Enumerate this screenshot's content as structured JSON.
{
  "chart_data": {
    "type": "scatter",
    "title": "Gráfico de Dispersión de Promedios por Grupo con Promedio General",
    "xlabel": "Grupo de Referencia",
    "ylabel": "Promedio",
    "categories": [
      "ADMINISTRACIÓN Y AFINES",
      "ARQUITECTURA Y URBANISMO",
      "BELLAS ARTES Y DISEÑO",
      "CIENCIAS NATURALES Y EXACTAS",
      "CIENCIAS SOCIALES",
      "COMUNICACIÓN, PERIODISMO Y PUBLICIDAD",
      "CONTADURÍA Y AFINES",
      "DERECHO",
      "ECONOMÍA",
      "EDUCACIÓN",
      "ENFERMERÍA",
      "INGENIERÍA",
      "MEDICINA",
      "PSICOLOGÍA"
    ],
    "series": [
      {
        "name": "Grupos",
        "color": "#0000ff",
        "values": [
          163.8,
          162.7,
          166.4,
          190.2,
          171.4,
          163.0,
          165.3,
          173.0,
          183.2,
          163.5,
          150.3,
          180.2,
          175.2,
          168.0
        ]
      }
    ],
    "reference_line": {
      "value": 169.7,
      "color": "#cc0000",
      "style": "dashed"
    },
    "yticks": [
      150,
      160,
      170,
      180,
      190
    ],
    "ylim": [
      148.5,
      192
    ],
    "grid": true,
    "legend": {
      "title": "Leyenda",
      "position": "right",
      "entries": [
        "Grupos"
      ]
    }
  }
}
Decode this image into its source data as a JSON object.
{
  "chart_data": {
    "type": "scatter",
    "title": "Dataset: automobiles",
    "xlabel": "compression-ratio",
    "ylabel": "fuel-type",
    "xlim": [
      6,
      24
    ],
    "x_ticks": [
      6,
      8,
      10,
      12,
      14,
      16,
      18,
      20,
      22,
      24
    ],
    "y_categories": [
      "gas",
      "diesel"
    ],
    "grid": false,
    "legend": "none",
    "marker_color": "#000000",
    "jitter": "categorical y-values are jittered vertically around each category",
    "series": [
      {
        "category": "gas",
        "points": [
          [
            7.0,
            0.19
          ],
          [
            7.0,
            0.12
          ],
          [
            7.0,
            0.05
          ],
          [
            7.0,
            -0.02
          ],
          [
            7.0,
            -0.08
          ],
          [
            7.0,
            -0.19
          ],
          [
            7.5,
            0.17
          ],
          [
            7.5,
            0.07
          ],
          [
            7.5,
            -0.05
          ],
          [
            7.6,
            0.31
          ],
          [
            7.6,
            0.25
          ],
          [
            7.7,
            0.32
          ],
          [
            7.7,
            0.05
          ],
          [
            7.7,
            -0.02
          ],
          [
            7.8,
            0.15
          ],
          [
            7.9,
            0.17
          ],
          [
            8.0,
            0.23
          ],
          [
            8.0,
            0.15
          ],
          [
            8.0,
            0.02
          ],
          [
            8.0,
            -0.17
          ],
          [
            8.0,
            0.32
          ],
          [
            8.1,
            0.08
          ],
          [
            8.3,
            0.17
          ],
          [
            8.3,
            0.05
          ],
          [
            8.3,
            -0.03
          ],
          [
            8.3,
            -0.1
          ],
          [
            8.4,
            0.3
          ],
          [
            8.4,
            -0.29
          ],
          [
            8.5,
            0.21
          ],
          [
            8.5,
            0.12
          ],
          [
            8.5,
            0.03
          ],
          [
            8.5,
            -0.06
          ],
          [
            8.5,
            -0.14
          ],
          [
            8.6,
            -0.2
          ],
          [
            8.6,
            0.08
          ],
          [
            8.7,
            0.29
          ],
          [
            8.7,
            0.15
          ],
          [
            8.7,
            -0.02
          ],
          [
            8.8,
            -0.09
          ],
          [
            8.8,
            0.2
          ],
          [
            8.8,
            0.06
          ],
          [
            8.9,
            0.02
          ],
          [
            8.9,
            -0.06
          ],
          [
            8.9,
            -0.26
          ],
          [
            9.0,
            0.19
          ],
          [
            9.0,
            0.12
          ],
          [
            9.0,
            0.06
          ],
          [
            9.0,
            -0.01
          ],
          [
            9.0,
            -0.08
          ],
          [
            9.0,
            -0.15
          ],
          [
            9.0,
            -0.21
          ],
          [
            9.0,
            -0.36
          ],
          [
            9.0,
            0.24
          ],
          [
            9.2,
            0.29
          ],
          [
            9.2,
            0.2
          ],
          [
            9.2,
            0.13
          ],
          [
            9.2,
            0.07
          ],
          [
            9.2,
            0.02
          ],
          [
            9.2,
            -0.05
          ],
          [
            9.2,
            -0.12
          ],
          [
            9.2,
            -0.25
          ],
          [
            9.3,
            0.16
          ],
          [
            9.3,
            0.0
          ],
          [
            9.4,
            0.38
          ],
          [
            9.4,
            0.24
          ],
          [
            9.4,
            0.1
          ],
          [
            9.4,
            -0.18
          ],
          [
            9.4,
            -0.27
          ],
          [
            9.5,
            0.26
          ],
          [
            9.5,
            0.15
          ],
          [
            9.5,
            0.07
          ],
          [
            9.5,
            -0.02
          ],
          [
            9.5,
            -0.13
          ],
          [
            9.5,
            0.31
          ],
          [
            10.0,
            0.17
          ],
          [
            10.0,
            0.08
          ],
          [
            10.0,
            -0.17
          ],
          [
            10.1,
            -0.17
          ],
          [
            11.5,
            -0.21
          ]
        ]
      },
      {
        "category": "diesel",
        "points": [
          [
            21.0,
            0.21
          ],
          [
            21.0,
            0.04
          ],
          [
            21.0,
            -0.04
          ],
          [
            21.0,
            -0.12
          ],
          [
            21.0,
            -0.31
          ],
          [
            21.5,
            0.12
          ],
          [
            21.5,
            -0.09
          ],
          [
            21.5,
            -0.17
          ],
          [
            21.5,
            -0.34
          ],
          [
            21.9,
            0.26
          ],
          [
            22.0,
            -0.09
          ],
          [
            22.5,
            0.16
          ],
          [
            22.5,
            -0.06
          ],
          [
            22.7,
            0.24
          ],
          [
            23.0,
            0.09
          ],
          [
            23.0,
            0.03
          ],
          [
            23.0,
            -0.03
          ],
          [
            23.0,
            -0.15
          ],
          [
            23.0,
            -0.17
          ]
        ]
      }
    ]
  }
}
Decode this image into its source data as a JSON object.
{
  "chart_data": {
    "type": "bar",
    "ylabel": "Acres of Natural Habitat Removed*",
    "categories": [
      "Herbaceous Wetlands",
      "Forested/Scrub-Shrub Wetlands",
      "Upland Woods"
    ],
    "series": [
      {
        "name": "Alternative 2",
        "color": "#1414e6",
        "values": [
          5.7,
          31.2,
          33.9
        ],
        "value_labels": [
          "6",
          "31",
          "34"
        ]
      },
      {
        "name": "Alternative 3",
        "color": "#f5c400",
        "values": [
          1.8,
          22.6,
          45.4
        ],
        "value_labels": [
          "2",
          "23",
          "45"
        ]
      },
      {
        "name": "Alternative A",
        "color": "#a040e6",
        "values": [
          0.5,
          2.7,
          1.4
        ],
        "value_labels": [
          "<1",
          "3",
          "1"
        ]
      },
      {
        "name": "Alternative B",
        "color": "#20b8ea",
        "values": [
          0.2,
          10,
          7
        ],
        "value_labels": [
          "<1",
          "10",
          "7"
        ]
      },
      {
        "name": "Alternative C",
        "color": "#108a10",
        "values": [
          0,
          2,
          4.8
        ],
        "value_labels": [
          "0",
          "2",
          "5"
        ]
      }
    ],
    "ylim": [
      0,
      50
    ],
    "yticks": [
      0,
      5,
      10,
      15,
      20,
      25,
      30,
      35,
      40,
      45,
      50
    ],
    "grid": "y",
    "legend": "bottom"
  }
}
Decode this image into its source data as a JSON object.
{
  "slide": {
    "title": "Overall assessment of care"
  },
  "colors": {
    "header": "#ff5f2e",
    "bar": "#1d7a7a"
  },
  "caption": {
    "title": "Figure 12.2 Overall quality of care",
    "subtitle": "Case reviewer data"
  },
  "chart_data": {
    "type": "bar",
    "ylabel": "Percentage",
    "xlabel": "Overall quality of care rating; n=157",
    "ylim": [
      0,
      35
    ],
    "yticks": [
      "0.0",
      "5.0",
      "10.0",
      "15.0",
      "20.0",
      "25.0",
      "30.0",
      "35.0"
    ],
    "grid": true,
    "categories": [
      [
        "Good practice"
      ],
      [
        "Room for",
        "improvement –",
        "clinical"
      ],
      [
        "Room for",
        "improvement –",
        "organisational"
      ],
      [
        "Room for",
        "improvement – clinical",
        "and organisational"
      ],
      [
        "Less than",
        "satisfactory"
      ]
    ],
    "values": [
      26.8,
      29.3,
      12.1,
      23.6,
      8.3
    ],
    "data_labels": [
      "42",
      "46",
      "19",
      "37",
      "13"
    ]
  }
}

• REQUIREMENT: Filter the records above and return every line that holds the word "quality".

• SOLUTION:
    "title": "Figure 12.2 Overall quality of care",
    "xlabel": "Overall quality of care rating; n=157",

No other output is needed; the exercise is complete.